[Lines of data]
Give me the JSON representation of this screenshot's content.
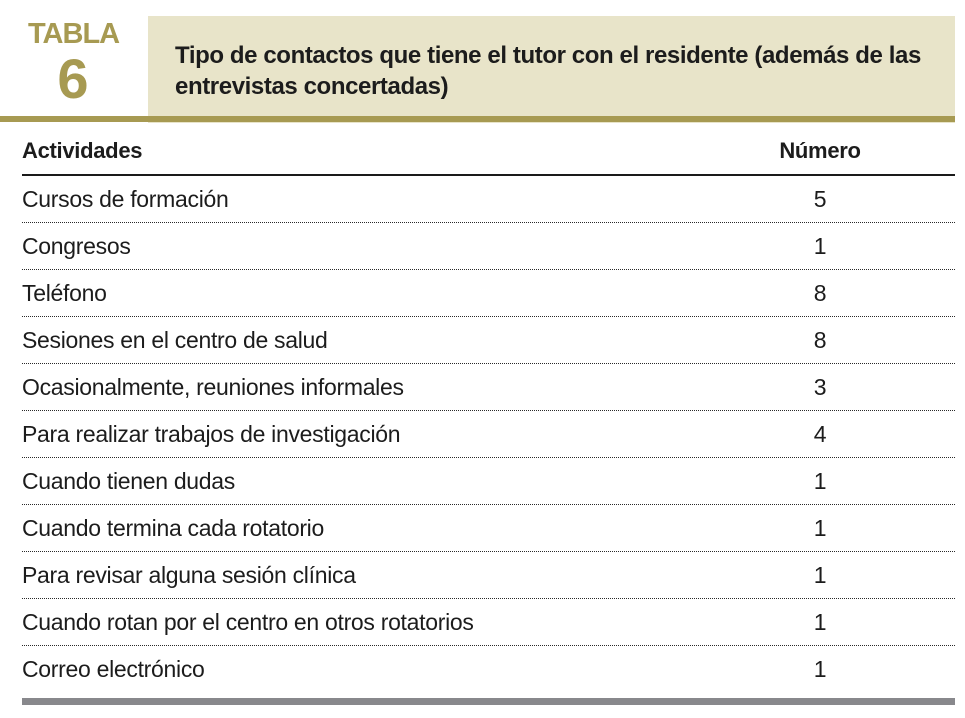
{
  "table": {
    "label": "TABLA",
    "number": "6",
    "title": "Tipo de contactos que tiene el tutor con el residente (además de las entrevistas concertadas)",
    "columns": {
      "activity": "Actividades",
      "number": "Número"
    },
    "rows": [
      {
        "activity": "Cursos de formación",
        "number": "5"
      },
      {
        "activity": "Congresos",
        "number": "1"
      },
      {
        "activity": "Teléfono",
        "number": "8"
      },
      {
        "activity": "Sesiones en el centro de salud",
        "number": "8"
      },
      {
        "activity": "Ocasionalmente, reuniones informales",
        "number": "3"
      },
      {
        "activity": "Para realizar trabajos de investigación",
        "number": "4"
      },
      {
        "activity": "Cuando tienen dudas",
        "number": "1"
      },
      {
        "activity": "Cuando termina cada rotatorio",
        "number": "1"
      },
      {
        "activity": "Para revisar alguna sesión clínica",
        "number": "1"
      },
      {
        "activity": "Cuando rotan por el centro en otros rotatorios",
        "number": "1"
      },
      {
        "activity": "Correo electrónico",
        "number": "1"
      }
    ]
  },
  "colors": {
    "accent_olive": "#a79a52",
    "title_background": "#e8e4c9",
    "text": "#1c1c1c",
    "bottom_bar": "#88888c"
  }
}
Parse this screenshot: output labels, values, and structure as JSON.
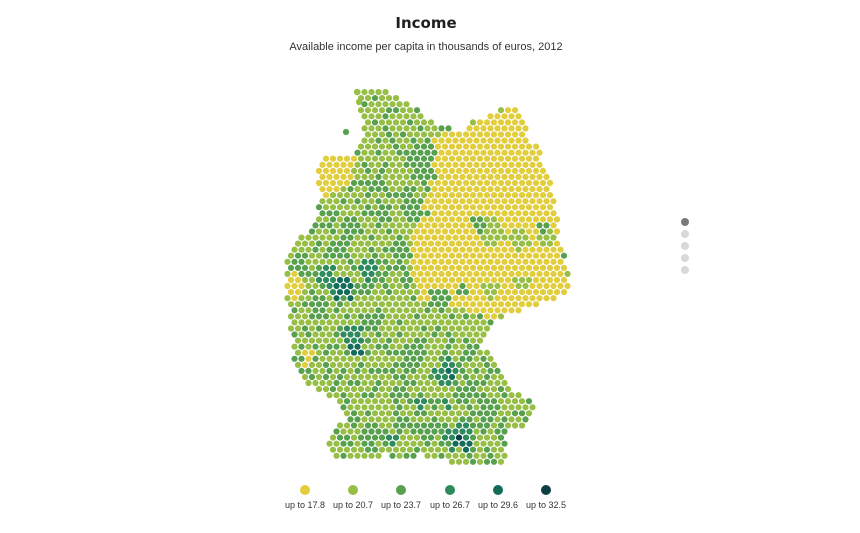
{
  "title": "Income",
  "subtitle": "Available income per capita in thousands of euros, 2012",
  "legend": [
    {
      "label": "up to 17.8",
      "color": "#e2cd3c"
    },
    {
      "label": "up to 20.7",
      "color": "#98bf45"
    },
    {
      "label": "up to 23.7",
      "color": "#57a14e"
    },
    {
      "label": "up to 26.7",
      "color": "#2d8a5d"
    },
    {
      "label": "up to 29.6",
      "color": "#136b5a"
    },
    {
      "label": "up to 32.5",
      "color": "#0b3f44"
    }
  ],
  "pager": {
    "count": 5,
    "active": 0
  }
}
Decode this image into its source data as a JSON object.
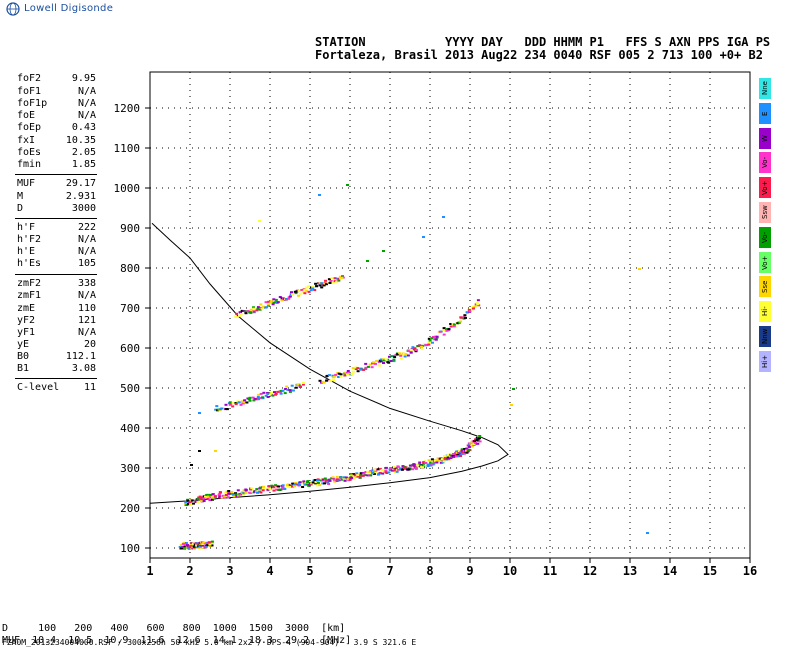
{
  "logo_text": "Lowell Digisonde",
  "header": {
    "labels": "STATION           YYYY DAY   DDD HHMM P1   FFS S AXN PPS IGA PS",
    "values": "Fortaleza, Brasil 2013 Aug22 234 0040 RSF 005 2 713 100 +0+ B2"
  },
  "params": [
    {
      "k": "foF2",
      "v": "9.95"
    },
    {
      "k": "foF1",
      "v": "N/A"
    },
    {
      "k": "foF1p",
      "v": "N/A"
    },
    {
      "k": "foE",
      "v": "N/A"
    },
    {
      "k": "foEp",
      "v": "0.43"
    },
    {
      "k": "fxI",
      "v": "10.35"
    },
    {
      "k": "foEs",
      "v": "2.05"
    },
    {
      "k": "fmin",
      "v": "1.85"
    },
    {
      "k": "MUF",
      "v": "29.17"
    },
    {
      "k": "M",
      "v": "2.931"
    },
    {
      "k": "D",
      "v": "3000"
    },
    {
      "k": "h'F",
      "v": "222"
    },
    {
      "k": "h'F2",
      "v": "N/A"
    },
    {
      "k": "h'E",
      "v": "N/A"
    },
    {
      "k": "h'Es",
      "v": "105"
    },
    {
      "k": "zmF2",
      "v": "338"
    },
    {
      "k": "zmF1",
      "v": "N/A"
    },
    {
      "k": "zmE",
      "v": "110"
    },
    {
      "k": "yF2",
      "v": "121"
    },
    {
      "k": "yF1",
      "v": "N/A"
    },
    {
      "k": "yE",
      "v": "20"
    },
    {
      "k": "B0",
      "v": "112.1"
    },
    {
      "k": "B1",
      "v": "3.08"
    },
    {
      "k": "C-level",
      "v": "11"
    }
  ],
  "legend": [
    {
      "label": "Nne",
      "color": "#33e6e6"
    },
    {
      "label": "E",
      "color": "#1e90ff"
    },
    {
      "label": "W",
      "color": "#9900cc"
    },
    {
      "label": "Vo-",
      "color": "#ff33cc"
    },
    {
      "label": "Vo+",
      "color": "#ff1a4d"
    },
    {
      "label": "Ssw",
      "color": "#ffb3b3"
    },
    {
      "label": "Vo-",
      "color": "#00a000"
    },
    {
      "label": "Vo+",
      "color": "#66ff66"
    },
    {
      "label": "Sse",
      "color": "#ffd700"
    },
    {
      "label": "Hi-",
      "color": "#ffff33"
    },
    {
      "label": "Nnw",
      "color": "#1a3a8a"
    },
    {
      "label": "Hi+",
      "color": "#b3b3ff"
    }
  ],
  "scale": {
    "line1": "D     100   200   400   600   800  1000  1500  3000  [km]",
    "line2": "MUF  10.4  10.5  10.9  11.6  12.6  14.1  18.3  29.2  [MHz]"
  },
  "footer": "FZA0M_2013234004000.RSF / 300x256h 50 kHz 5.0 km 2x2 / DPS-4 (904-904)   3.9 S 321.6 E",
  "chart_data": {
    "type": "scatter",
    "x_ticks": [
      1,
      2,
      3,
      4,
      5,
      6,
      7,
      8,
      9,
      10,
      11,
      12,
      13,
      14,
      15,
      16
    ],
    "y_ticks": [
      100,
      200,
      300,
      400,
      500,
      600,
      700,
      800,
      900,
      1000,
      1100,
      1200
    ],
    "xlim": [
      1,
      16
    ],
    "ylim": [
      75,
      1290
    ],
    "grid": true,
    "traces": [
      {
        "trace": "F-low",
        "points": [
          [
            1.8,
            215
          ],
          [
            2.5,
            232
          ],
          [
            3.5,
            245
          ],
          [
            4.5,
            258
          ],
          [
            5.5,
            272
          ],
          [
            6.5,
            290
          ],
          [
            7.5,
            305
          ],
          [
            8.2,
            322
          ],
          [
            8.8,
            345
          ],
          [
            9.2,
            380
          ]
        ]
      },
      {
        "trace": "F-high",
        "points": [
          [
            2.6,
            450
          ],
          [
            3.3,
            470
          ],
          [
            4.0,
            490
          ],
          [
            4.8,
            510
          ]
        ]
      },
      {
        "trace": "F2-3hop",
        "points": [
          [
            5.2,
            520
          ],
          [
            6.0,
            545
          ],
          [
            6.8,
            570
          ],
          [
            7.4,
            590
          ],
          [
            8.0,
            625
          ],
          [
            8.6,
            665
          ],
          [
            9.2,
            720
          ]
        ]
      },
      {
        "trace": "F2-2hop",
        "points": [
          [
            3.1,
            685
          ],
          [
            3.8,
            710
          ],
          [
            4.5,
            735
          ],
          [
            5.2,
            760
          ],
          [
            5.8,
            780
          ]
        ]
      },
      {
        "trace": "Es",
        "points": [
          [
            1.7,
            108
          ],
          [
            2.0,
            108
          ],
          [
            2.2,
            110
          ],
          [
            2.5,
            112
          ]
        ]
      },
      {
        "trace": "scattered",
        "points": [
          [
            2.0,
            310
          ],
          [
            2.2,
            345
          ],
          [
            2.6,
            345
          ],
          [
            2.2,
            440
          ],
          [
            3.7,
            920
          ],
          [
            5.2,
            985
          ],
          [
            5.9,
            1010
          ],
          [
            6.4,
            820
          ],
          [
            6.8,
            845
          ],
          [
            7.8,
            880
          ],
          [
            8.3,
            930
          ],
          [
            10.0,
            460
          ],
          [
            10.05,
            500
          ],
          [
            13.2,
            800
          ],
          [
            13.4,
            140
          ]
        ]
      }
    ],
    "profile": [
      [
        1.0,
        212
      ],
      [
        2.0,
        218
      ],
      [
        3.0,
        226
      ],
      [
        4.0,
        233
      ],
      [
        5.0,
        242
      ],
      [
        6.0,
        252
      ],
      [
        7.0,
        263
      ],
      [
        8.0,
        276
      ],
      [
        8.8,
        292
      ],
      [
        9.3,
        305
      ],
      [
        9.7,
        318
      ],
      [
        9.95,
        334
      ],
      [
        9.7,
        358
      ],
      [
        9.3,
        376
      ],
      [
        8.8,
        393
      ],
      [
        8.0,
        417
      ],
      [
        7.0,
        449
      ],
      [
        6.0,
        492
      ],
      [
        5.0,
        547
      ],
      [
        4.0,
        613
      ],
      [
        3.2,
        680
      ],
      [
        2.5,
        760
      ],
      [
        2.0,
        825
      ],
      [
        1.5,
        870
      ],
      [
        1.05,
        912
      ]
    ]
  }
}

## Written request
From the data above, pick out each line containing "this" and copy it.

## Answer to the problem
Give me the JSON representation of this screenshot's content.
Parse this screenshot: output labels, values, and structure as JSON.
Decode this image into its source data as a JSON object.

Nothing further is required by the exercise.